> **Texto fuente**
■ ■ ■

En las colinas de tierra albariza que rodean Chiclana por el Nordeste tienen sus campos. Los hay también en torno a otras ciudades, como Jerez, y seguro que en muchas más por toda España.

Son señores mayores, de rostro y brazos curtidos por el sol y el viento. Si se quitan el sombrero (aunque rara vez lo hacen), se aprecia que de la frente hacia arriba tienen la piel fina y muy blanca, como si en la cabeza se les hubiera quedado prendida una parte de su infancia. Suelen llevar algunos años jubilados y a media mañana, tras tomar el café con sus señoras o con sus amigos, cogen la furgoneta y suben hasta su parcela, que no es muy grande: entre mil y tres mil metros es lo corriente. En ella, viñas, algunos frutales, quizás un par de olivos o un buen bancal de habas. No falta el pozo, cuyo agua permanece fresca incluso en los asfixiantes mediodías del verano, cuando sopla el Levante y las ráfagas ardientes levantan torbellinos de polvo blanco en los que la tierra reseca sale de viaje.

■ ■ ■

> **Datos**
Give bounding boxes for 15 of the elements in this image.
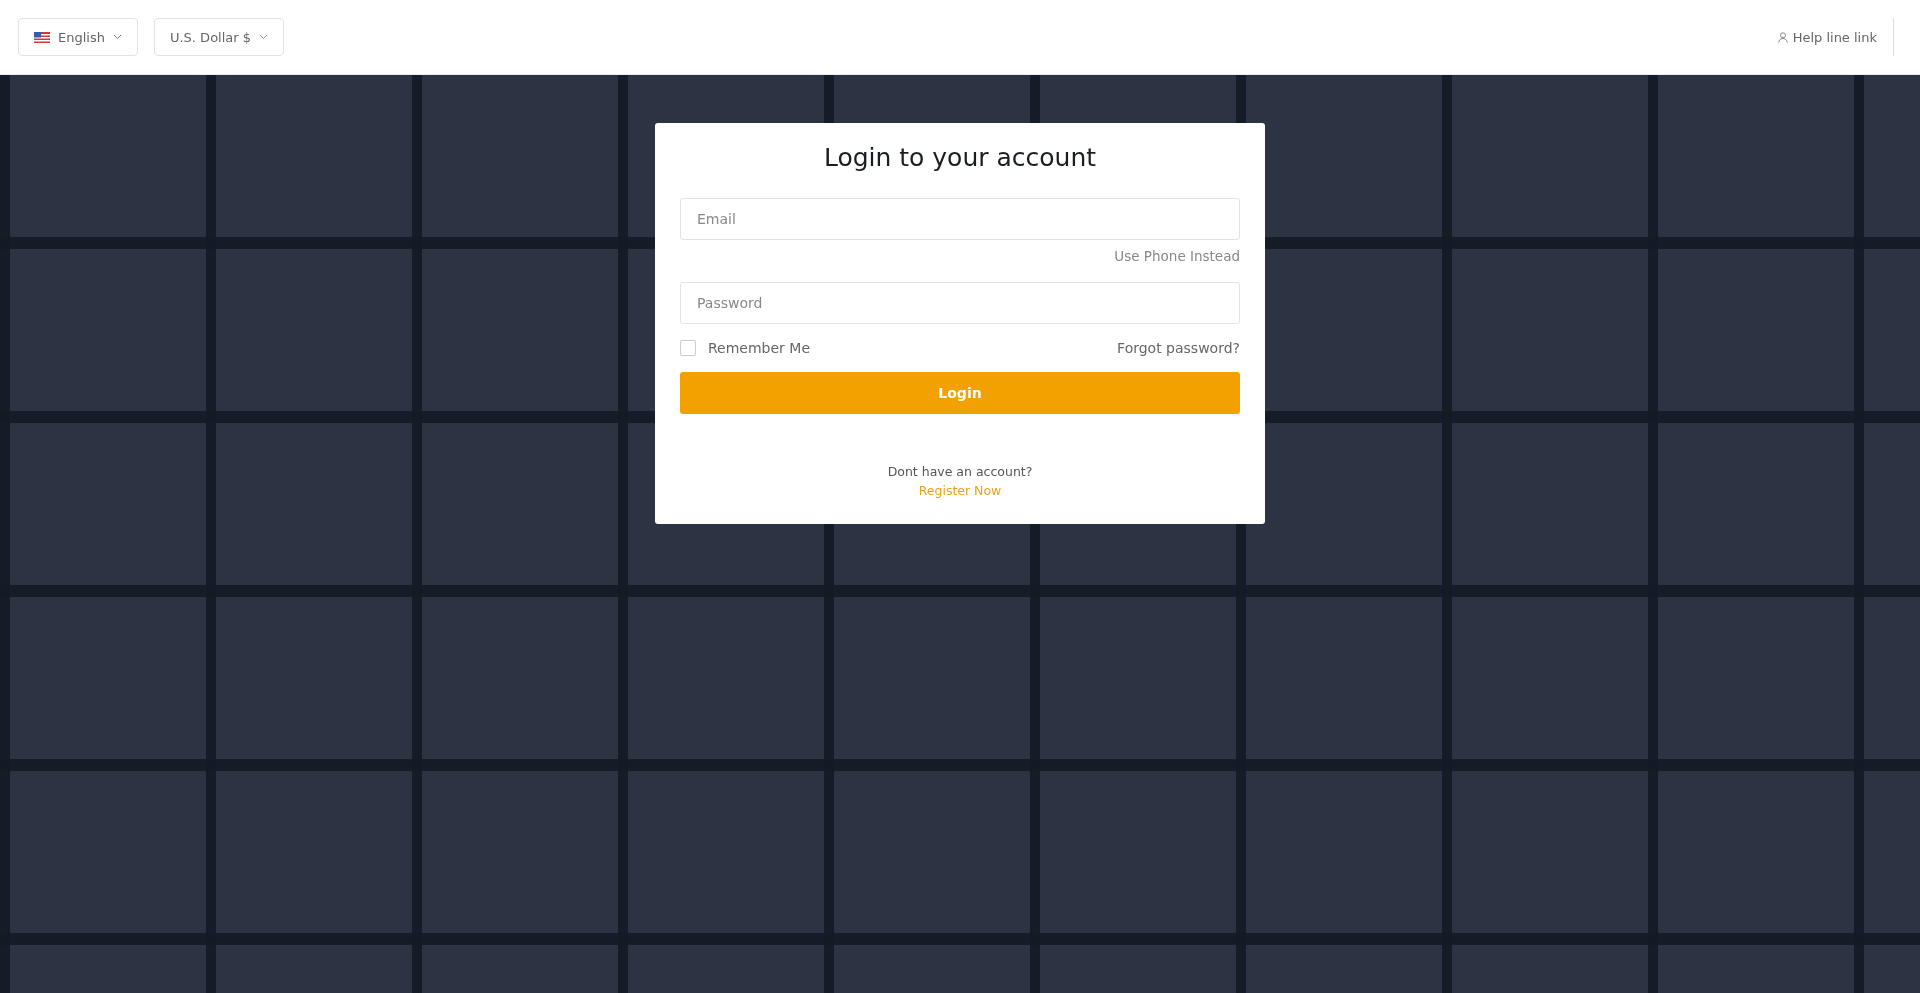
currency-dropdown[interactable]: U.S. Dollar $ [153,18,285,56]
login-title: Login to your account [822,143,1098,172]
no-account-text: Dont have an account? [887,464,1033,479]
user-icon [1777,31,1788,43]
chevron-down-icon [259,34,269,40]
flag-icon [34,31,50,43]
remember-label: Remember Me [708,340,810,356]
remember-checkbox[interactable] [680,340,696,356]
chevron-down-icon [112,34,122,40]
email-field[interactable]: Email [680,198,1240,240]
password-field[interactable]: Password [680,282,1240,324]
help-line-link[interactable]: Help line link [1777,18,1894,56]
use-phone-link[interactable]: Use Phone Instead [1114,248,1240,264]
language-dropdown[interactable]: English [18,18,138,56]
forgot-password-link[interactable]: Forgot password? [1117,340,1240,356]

■ ■ ■

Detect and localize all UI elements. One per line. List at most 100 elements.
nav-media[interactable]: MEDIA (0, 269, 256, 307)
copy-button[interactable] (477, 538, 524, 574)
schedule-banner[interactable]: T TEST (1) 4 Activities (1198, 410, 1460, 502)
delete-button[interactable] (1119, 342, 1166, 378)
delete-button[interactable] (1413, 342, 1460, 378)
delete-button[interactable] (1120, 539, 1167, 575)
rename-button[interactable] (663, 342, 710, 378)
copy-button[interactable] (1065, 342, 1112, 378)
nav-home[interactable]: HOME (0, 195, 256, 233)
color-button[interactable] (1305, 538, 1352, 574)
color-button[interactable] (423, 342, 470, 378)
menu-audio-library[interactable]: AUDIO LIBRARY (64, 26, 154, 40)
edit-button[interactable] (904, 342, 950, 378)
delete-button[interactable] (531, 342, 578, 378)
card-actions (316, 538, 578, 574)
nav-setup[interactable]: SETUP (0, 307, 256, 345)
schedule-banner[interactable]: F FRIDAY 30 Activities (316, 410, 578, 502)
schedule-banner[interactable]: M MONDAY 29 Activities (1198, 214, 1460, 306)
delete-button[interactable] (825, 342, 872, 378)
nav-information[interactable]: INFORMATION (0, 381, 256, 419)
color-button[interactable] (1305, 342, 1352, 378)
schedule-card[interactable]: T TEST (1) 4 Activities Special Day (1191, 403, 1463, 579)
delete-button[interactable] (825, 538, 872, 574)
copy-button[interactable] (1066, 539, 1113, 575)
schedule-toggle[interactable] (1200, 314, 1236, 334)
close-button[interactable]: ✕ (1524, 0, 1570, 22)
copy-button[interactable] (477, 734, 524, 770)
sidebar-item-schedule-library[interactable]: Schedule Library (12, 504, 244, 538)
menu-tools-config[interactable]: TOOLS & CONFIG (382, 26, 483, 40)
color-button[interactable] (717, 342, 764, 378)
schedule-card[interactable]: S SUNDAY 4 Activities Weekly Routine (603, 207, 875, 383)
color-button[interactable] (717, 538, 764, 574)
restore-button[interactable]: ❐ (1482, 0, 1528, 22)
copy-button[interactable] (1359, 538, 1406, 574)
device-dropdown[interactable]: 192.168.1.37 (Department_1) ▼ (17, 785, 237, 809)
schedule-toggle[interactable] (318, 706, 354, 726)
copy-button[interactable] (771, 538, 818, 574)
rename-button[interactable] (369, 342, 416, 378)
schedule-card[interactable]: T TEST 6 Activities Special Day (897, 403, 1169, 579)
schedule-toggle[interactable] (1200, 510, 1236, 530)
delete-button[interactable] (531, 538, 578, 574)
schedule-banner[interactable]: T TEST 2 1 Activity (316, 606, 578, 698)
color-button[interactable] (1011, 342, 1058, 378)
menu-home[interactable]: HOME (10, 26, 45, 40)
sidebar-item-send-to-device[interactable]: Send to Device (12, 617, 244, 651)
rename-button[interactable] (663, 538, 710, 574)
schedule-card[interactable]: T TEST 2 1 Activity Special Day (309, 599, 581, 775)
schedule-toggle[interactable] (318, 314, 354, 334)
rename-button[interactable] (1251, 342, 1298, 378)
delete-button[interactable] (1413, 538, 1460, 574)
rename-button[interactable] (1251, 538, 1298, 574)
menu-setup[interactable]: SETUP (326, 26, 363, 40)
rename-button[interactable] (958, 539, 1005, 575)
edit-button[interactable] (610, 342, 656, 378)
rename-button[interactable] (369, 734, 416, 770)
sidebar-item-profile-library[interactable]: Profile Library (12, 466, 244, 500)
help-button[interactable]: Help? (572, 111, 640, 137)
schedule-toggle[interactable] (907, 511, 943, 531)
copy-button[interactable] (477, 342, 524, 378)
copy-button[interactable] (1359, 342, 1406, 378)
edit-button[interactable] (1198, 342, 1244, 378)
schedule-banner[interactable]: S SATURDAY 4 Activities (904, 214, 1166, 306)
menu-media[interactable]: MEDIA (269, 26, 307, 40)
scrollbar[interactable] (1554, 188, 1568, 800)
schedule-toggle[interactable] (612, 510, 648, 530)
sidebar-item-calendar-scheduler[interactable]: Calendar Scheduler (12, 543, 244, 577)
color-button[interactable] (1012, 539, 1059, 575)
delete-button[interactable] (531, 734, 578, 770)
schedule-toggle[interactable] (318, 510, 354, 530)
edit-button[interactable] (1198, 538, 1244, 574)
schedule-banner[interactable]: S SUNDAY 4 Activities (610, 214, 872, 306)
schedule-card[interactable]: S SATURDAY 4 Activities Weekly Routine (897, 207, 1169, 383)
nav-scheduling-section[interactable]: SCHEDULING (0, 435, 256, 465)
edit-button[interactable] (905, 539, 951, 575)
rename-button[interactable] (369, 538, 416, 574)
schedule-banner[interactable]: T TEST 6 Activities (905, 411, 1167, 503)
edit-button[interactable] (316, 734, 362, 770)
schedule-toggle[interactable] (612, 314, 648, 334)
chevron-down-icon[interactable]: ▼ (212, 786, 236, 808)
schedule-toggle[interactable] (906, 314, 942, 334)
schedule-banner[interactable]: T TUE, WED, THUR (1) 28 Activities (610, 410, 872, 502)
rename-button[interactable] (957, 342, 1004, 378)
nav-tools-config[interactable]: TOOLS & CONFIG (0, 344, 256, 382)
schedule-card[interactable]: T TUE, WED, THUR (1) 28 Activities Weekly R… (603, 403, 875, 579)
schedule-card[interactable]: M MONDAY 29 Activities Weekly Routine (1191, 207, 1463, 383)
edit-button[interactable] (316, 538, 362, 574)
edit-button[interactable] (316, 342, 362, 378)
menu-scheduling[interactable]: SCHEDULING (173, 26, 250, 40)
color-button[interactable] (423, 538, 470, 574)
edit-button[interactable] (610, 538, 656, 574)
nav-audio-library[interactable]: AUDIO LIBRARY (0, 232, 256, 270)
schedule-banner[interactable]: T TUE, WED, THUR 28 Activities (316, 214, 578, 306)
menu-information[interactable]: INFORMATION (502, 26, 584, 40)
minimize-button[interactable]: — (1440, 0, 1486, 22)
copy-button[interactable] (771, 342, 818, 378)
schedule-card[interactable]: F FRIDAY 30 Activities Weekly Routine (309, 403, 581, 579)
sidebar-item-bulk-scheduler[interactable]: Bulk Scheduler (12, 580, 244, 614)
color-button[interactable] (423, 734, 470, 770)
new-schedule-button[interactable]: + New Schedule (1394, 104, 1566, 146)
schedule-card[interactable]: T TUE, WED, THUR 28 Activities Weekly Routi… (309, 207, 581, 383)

■ ■ ■

> **Objetivo de la tarea**
Reescriba el texto fuente desde "Son señores mayores, de" hasta "sale de viaje.", con "furgoneta" sustituido por "camioneta". Para resolver, recurra exclusivamente al texto fuente.

> **Problema resuelto**
Son señores mayores, de rostro y brazos curtidos por el sol y el viento. Si se quitan el sombrero (aunque rara vez lo hacen), se aprecia que de la frente hacia arriba tienen la piel fina y muy blanca, como si en la cabeza se les hubiera quedado prendida una parte de su infancia. Suelen llevar algunos años jubilados y a media mañana, tras tomar el café con sus señoras o con sus amigos, cogen la camioneta y suben hasta su parcela, que no es muy grande: entre mil y tres mil metros es lo corriente. En ella, viñas, algunos frutales, quizás un par de olivos o un buen bancal de habas. No falta el pozo, cuyo agua permanece fresca incluso en los asfixiantes mediodías del verano, cuando sopla el Levante y las ráfagas ardientes levantan torbellinos de polvo blanco en los que la tierra reseca sale de viaje.